(Saved entries)
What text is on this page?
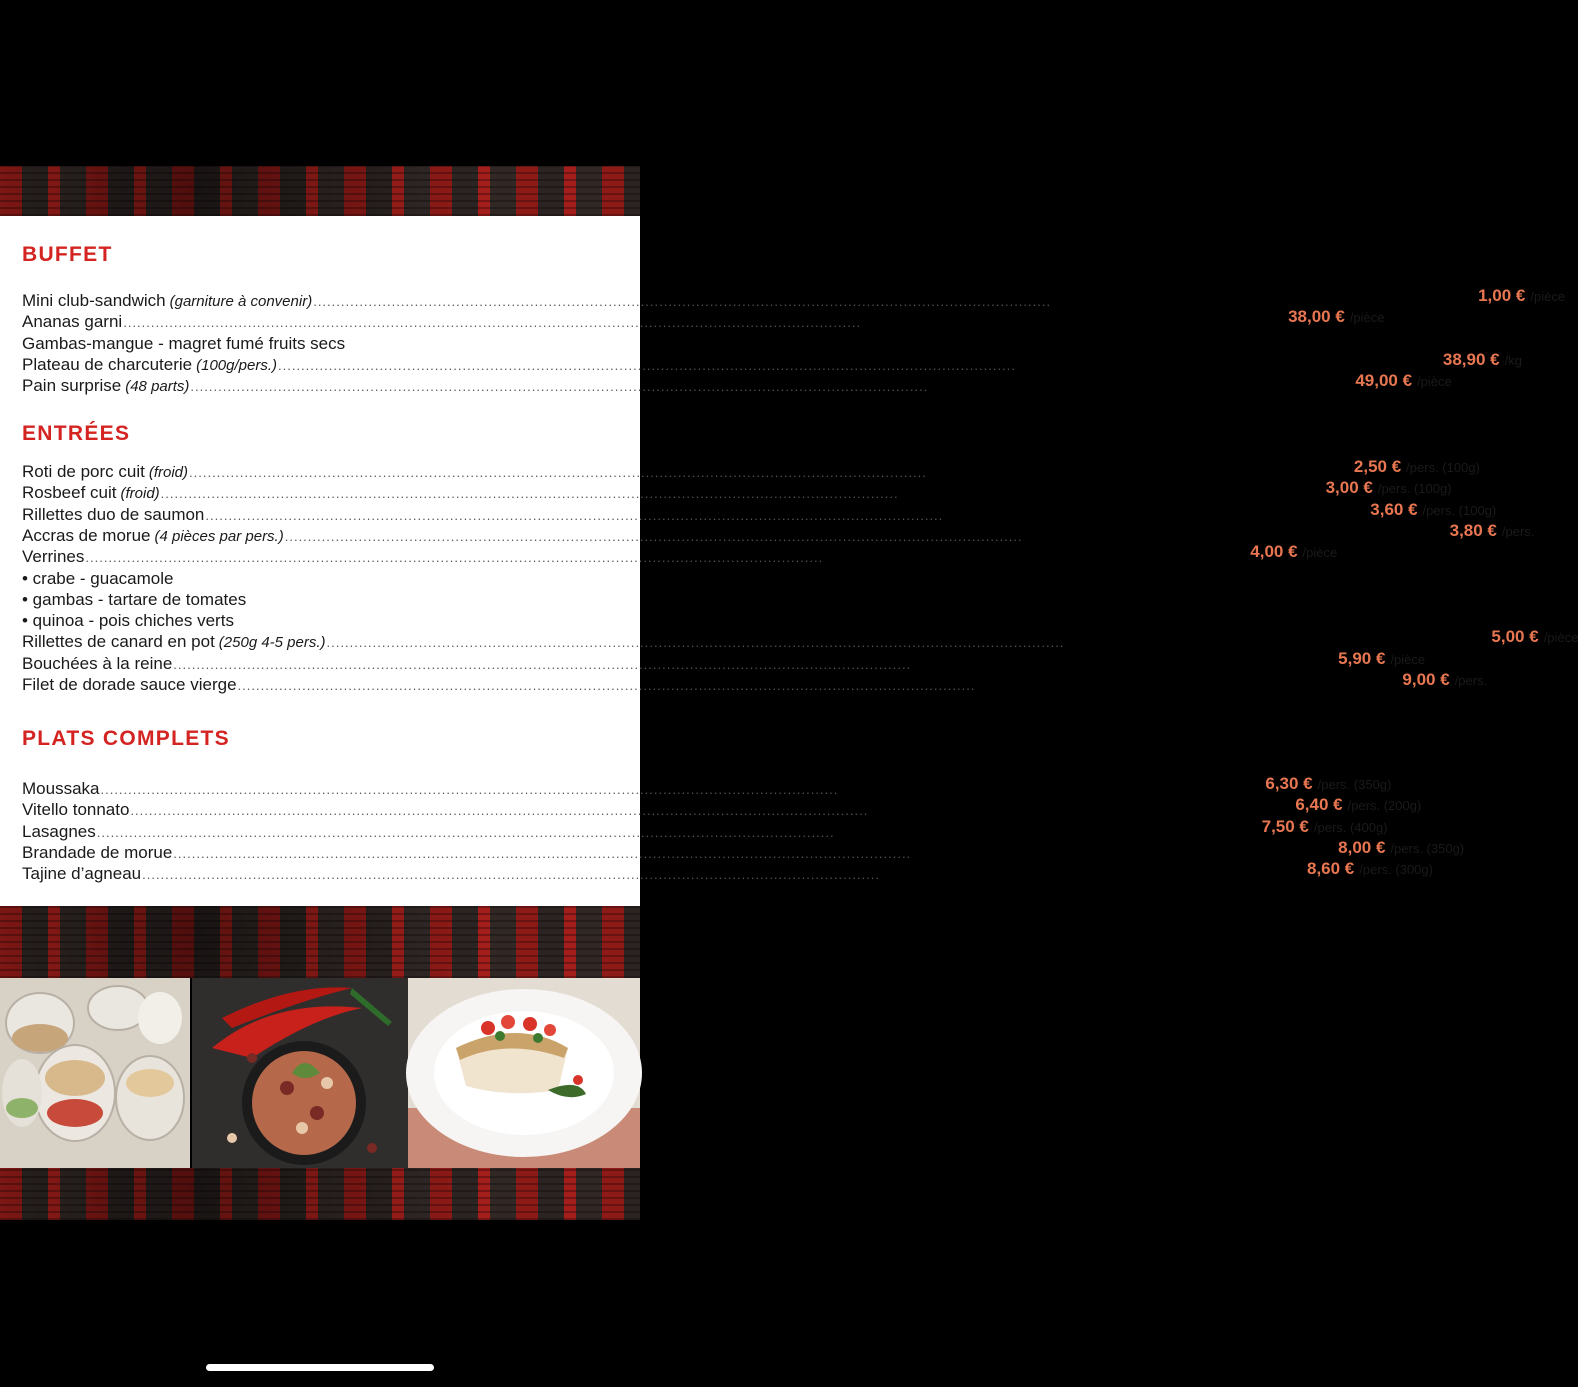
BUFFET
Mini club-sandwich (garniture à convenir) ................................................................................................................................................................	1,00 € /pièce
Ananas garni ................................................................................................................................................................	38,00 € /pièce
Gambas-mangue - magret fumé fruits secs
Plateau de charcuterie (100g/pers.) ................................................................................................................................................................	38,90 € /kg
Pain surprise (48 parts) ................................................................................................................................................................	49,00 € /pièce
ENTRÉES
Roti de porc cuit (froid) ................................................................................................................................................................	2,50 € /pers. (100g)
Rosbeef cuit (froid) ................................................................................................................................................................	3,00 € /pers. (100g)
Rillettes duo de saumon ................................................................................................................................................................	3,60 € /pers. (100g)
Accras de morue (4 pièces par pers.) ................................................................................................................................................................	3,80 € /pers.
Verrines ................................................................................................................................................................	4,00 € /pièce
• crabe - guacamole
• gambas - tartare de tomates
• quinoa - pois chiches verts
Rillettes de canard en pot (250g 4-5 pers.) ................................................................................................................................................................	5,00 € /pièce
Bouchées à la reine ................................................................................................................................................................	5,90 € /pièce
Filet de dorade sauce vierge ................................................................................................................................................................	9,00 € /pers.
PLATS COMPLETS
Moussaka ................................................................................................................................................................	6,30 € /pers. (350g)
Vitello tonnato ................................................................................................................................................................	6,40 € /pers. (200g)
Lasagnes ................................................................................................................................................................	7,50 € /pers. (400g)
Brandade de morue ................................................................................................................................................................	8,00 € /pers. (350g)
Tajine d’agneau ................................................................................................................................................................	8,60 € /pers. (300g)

__WHAT THE EXERCISE ASKS__:
All the lines above are to be given again exactly as they read, with the pictures removed.

__RESPONSE TO THIS EXERCISE__:
What text is on this page?
BUFFET
Mini club-sandwich (garniture à convenir) ................................................................................................................................................................	1,00 € /pièce
Ananas garni ................................................................................................................................................................	38,00 € /pièce
Gambas-mangue - magret fumé fruits secs
Plateau de charcuterie (100g/pers.) ................................................................................................................................................................	38,90 € /kg
Pain surprise (48 parts) ................................................................................................................................................................	49,00 € /pièce
ENTRÉES
Roti de porc cuit (froid) ................................................................................................................................................................	2,50 € /pers. (100g)
Rosbeef cuit (froid) ................................................................................................................................................................	3,00 € /pers. (100g)
Rillettes duo de saumon ................................................................................................................................................................	3,60 € /pers. (100g)
Accras de morue (4 pièces par pers.) ................................................................................................................................................................	3,80 € /pers.
Verrines ................................................................................................................................................................	4,00 € /pièce
• crabe - guacamole
• gambas - tartare de tomates
• quinoa - pois chiches verts
Rillettes de canard en pot (250g 4-5 pers.) ................................................................................................................................................................	5,00 € /pièce
Bouchées à la reine ................................................................................................................................................................	5,90 € /pièce
Filet de dorade sauce vierge ................................................................................................................................................................	9,00 € /pers.
PLATS COMPLETS
Moussaka ................................................................................................................................................................	6,30 € /pers. (350g)
Vitello tonnato ................................................................................................................................................................	6,40 € /pers. (200g)
Lasagnes ................................................................................................................................................................	7,50 € /pers. (400g)
Brandade de morue ................................................................................................................................................................	8,00 € /pers. (350g)
Tajine d’agneau ................................................................................................................................................................	8,60 € /pers. (300g)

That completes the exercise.